### [EXERCICES]
1. Répondez à ces questions sur le passage consacré au vin et à la vigne.
(a) Combien de fois les termes yayin ou tirosh se trouvent-ils dans l'Ancien Testament ?
(b) Que signifie le mot hébreu biblique kèrèm ?
(c) Dans quelle vallée coupa-t-on une grappe de raisin, selon le Livre des Nombres ?
2. Prolongez le passage consacré au vin et à la vigne à partir de sa dernière phrase.

### [PASSAGE CHOISI]
↓
Le vin et la vigne sont au cœur du christianisme

Pour l’amateur de bons vins, produire du vin, c’est jouer avec les éléments de la nature. Et lire un texte biblique, c’est la même chose: «cela vient de loin, c’est un produit du terroir… Pour moi, il y a un lien métaphysique entre le vin et le texte biblique». Le vin et la vigne sont au cœur du christianisme et plus généralement dans toutes les religions du Livre: judaïsme, christianisme et islam. Les évocations du vin sont légion tant dans l’Ancien que dans le Nouveau Testament.

Les termes hébreux yayin ou tirosh, pour désigner le vin, se trouvent plus de 170 fois dans l’Ancien Testament et une quarantaine de fois dans le Nouveau Testament.  «Tes seins, qu’ils soient des grappes de raisin, le parfum de ton souffle, celui des pommes; tes discours un vin exquis», chante le Cantique des Cantiques (7,7). Le mot carmel vient de l’hébreu biblique kèrèm, qui signifie vignoble. En effet, la Bible est peuplée de mots se référant au vin, et, au-delà, à des lieux liés à la vigne, aux pressoirs.

Le Livre des Nombres (chapitre 13) montre que la Terre Promise est marquée d’emblée par la vigne: «Ils allèrent jusqu’à la vallée d’Eshkol où ils coupèrent un sarment et une grappe de raisin. Ils la portaient à deux au moyen d’une perche. (…) On appela cet endroit la vallée d’Eshkol (c’est-à-dire: la Grappe) à cause de la grappe que les fils d’Israël avaient coupée là-bas».

«Ce n’est pas par hasard que Jésus a choisi le pain et le vin»

Aux yeux du religieux dominicain, ce n’est pas par hasard que Jésus a choisi le pain et le vin. La vigne, dans la Bible, n’est pas seulement un décor, c’est beaucoup plus qu’un simple paysage, «c’est un lieu de pensée, d’expérience, de théologie… Les paraboles de Jésus sont liées au travail de la terre. Travailler la vigne suppose l’engagement de personnes intelligentes, en phase avec la nature. En effet, les auteurs bibliques pensent avec les choses, les éléments concrets de la nature». Et puis le vin, rappelle le professeur Lefebvre, c’est aussi toute une sociabilité. «On boit avec d’autres, cela crée une communauté. Cela a un sens du point de vue chrétien!»
↑
### [CONTENU DES DONNÉES]
↓
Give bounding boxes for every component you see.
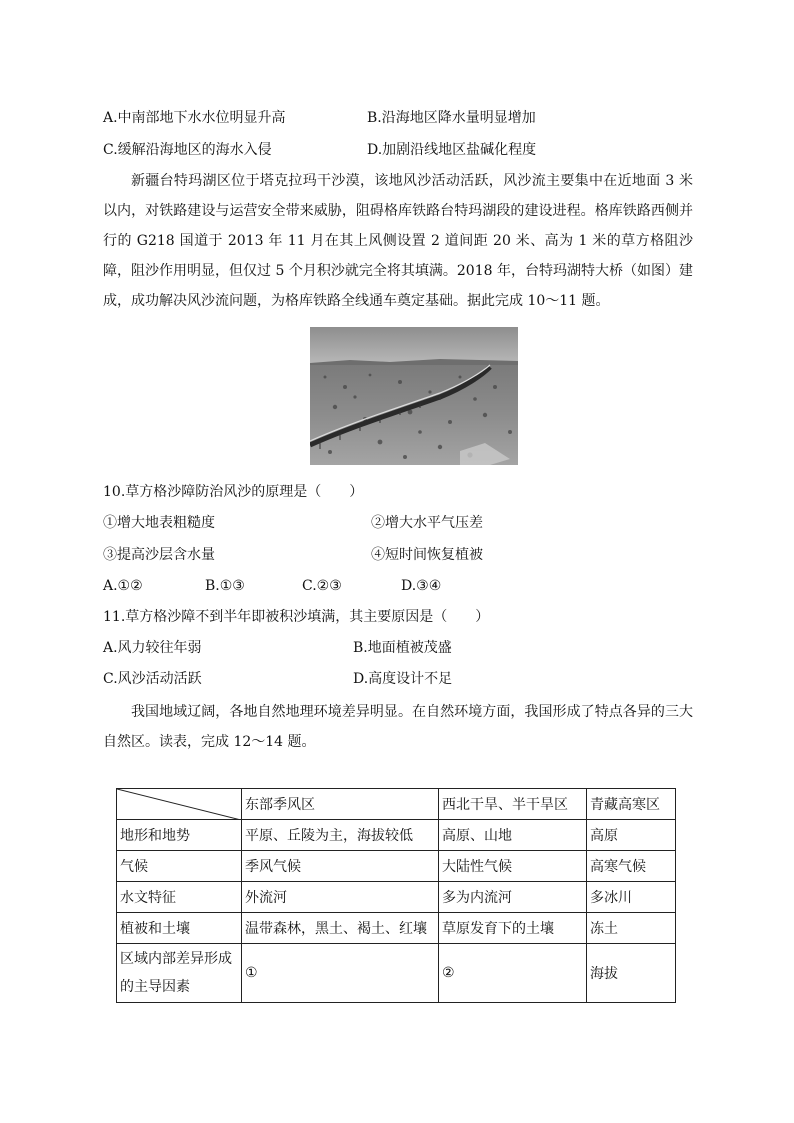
↑
### [RÉPONSES DANS L'ORDRE]
1.
(a) Plus de 170 fois.
(b) Vignoble.
(c) La vallée d'Eshkol.

2.
Dans la Bible, admet le bibliste de Fribourg, il y a bien d’autres binômes: le miel et l’eau, le lait et le miel, par exemple. «Jésus aurait pu choisir un de ces éléments symboliques, mais il a choisi le pain et le vin, fruits de la terre et du travail des hommes ! Alors, du point de vue chrétien, c’est assez central…» Ils sont au cœur de la célébration de l’Eucharistie.  JB


Isaïe 5.7 | Bible de Jérusalem

Israël, vigne de l’Éternel

1 Que je chante à mon bien-aimé le chant de mon ami pour sa vigne. Mon bien-aimé avait une vigne, sur un coteau fertile.

2 Il la bêcha, il l’épierra, il y planta du raisin vermeil. Au milieu il bâtit une tour, il y creusa même un pressoir. Il attendait de beaux raisins : elle donna des raisins sauvages.

3 Et maintenant, habitants de Jérusalem et gens de Juda, soyez juges entre moi et ma vigne.

4 Que pouvais-je encore faire pour ma vigne que je n’aie fait ? Pourquoi espérais-je avoir de beaux raisins, et a-t-elle donné des raisins sauvages ?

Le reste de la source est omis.